### What the exercise asks:
Your task is to copy each line that has the word "évolution".

+++

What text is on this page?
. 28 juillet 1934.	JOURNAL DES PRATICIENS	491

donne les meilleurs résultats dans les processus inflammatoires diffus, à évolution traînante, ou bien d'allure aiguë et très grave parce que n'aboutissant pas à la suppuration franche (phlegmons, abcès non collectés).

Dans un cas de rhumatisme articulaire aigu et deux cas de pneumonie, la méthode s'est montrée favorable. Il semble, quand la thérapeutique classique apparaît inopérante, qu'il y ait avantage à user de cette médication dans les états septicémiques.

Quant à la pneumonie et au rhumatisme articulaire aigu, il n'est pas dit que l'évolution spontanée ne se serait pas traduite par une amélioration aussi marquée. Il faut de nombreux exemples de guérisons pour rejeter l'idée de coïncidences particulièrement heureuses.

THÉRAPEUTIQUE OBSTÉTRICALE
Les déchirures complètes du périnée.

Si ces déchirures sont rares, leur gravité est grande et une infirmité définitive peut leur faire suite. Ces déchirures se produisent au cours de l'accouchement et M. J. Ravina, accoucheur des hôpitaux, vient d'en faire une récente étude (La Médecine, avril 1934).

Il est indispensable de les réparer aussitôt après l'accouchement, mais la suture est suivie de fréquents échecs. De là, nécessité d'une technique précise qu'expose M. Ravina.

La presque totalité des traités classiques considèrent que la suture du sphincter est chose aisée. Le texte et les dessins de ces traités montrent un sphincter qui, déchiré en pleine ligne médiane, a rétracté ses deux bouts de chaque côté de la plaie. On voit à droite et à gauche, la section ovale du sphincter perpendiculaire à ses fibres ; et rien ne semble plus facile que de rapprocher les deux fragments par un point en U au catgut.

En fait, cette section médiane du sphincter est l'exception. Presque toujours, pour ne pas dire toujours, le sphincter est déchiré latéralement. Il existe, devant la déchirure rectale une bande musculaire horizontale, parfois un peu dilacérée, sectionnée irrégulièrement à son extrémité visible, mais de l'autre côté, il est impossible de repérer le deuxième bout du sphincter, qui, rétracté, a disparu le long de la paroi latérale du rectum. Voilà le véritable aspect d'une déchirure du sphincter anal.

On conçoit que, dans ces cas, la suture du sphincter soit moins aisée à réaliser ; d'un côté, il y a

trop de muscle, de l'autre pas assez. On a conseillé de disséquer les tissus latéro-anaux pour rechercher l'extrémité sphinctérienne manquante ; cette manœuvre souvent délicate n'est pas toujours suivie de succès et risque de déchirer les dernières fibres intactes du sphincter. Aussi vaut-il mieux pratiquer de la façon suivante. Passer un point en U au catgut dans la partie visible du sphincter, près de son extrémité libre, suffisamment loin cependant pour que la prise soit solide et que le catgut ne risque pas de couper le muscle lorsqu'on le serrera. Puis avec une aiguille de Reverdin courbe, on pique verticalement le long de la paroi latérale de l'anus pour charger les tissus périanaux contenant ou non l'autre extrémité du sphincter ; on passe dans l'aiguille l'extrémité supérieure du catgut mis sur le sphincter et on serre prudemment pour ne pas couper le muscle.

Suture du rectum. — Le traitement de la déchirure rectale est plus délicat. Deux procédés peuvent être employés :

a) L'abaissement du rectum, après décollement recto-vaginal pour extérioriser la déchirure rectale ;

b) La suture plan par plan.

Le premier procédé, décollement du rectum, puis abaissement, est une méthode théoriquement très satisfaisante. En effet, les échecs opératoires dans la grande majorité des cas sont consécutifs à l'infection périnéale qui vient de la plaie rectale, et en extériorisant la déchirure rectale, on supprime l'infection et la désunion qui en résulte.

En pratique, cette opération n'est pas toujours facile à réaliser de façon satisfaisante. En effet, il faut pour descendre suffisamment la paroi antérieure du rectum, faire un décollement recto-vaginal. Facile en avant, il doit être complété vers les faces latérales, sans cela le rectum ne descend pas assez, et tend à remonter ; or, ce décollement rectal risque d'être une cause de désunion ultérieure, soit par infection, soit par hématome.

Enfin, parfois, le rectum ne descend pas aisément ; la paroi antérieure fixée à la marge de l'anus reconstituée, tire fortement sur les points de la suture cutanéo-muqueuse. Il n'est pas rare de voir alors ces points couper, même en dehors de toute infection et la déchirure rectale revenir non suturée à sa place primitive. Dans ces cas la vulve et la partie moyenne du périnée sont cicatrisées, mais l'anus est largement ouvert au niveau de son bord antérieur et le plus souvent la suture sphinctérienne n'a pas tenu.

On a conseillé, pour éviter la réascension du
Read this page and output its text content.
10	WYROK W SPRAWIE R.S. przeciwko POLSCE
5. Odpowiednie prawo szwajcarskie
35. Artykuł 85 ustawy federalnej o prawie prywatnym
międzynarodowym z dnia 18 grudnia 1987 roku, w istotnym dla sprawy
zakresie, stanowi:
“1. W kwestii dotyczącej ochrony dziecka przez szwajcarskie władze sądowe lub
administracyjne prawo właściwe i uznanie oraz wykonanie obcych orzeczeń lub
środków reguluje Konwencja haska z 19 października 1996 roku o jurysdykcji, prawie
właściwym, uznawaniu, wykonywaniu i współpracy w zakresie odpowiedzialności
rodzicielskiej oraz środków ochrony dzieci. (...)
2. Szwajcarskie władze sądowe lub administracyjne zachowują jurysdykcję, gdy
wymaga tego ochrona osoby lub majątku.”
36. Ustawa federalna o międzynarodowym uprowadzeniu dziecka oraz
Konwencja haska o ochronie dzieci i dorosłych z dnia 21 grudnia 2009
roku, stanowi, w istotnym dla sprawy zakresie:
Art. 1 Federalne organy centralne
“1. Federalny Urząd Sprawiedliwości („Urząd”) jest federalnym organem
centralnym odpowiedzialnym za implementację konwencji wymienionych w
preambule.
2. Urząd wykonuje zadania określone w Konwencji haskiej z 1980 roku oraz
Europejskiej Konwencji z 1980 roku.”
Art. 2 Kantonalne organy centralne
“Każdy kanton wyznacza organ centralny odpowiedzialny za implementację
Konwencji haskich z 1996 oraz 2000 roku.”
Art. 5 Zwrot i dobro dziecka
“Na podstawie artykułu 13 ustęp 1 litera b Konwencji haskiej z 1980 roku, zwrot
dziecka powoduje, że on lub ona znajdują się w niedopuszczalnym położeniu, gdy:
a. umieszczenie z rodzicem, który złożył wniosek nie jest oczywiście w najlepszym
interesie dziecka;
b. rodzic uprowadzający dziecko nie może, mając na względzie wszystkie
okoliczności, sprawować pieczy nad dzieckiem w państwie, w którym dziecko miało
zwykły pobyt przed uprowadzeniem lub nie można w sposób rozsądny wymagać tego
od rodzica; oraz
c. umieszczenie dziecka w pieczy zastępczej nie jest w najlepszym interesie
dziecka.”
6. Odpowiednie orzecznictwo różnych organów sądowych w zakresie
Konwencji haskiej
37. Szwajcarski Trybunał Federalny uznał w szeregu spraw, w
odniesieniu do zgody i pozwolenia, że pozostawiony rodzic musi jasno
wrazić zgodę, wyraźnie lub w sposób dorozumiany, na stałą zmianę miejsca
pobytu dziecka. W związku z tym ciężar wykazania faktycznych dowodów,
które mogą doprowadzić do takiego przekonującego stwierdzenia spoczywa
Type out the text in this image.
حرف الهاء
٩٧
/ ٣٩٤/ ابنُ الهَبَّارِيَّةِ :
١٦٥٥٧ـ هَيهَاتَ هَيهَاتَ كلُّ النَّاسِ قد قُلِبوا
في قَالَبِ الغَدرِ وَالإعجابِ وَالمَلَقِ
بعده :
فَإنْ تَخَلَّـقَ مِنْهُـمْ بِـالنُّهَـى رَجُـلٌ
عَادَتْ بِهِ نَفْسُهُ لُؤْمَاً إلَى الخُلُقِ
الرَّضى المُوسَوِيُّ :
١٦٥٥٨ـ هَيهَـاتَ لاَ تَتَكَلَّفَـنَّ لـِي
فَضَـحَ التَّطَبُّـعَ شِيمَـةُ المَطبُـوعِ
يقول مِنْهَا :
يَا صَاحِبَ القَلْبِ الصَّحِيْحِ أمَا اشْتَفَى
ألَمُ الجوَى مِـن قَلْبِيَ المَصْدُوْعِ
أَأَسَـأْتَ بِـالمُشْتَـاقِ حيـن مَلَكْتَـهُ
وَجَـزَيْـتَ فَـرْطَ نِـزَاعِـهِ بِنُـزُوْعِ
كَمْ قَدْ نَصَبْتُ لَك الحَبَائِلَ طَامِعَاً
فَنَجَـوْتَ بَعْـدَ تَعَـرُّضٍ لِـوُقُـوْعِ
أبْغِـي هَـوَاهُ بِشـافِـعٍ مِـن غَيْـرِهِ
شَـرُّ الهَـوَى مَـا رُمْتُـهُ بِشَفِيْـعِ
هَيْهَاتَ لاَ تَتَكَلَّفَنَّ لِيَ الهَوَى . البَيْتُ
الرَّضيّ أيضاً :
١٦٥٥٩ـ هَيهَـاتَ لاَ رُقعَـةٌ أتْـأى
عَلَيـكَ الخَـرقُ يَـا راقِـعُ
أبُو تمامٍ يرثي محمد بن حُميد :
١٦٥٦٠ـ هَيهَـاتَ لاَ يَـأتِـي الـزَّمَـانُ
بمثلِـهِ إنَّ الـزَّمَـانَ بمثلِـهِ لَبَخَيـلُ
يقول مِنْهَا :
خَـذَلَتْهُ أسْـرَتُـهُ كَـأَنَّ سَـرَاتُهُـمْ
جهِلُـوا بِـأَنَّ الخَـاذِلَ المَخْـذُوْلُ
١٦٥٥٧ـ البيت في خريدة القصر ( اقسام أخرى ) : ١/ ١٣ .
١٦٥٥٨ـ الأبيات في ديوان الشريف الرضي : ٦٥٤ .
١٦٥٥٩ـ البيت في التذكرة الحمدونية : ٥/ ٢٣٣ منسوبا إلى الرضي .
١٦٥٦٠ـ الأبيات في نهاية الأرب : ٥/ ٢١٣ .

+++

### The result:
donne les meilleurs résultats dans les processus inflammatoires diffus, à évolution traînante, ou bien d'allure aiguë et très grave parce que n'aboutissant pas à la suppuration franche (phlegmons, abcès non collectés).
Quant à la pneumonie et au rhumatisme articulaire aigu, il n'est pas dit que l'évolution spontanée ne se serait pas traduite par une amélioration aussi marquée. Il faut de nombreux exemples de guérisons pour rejeter l'idée de coïncidences particulièrement heureuses.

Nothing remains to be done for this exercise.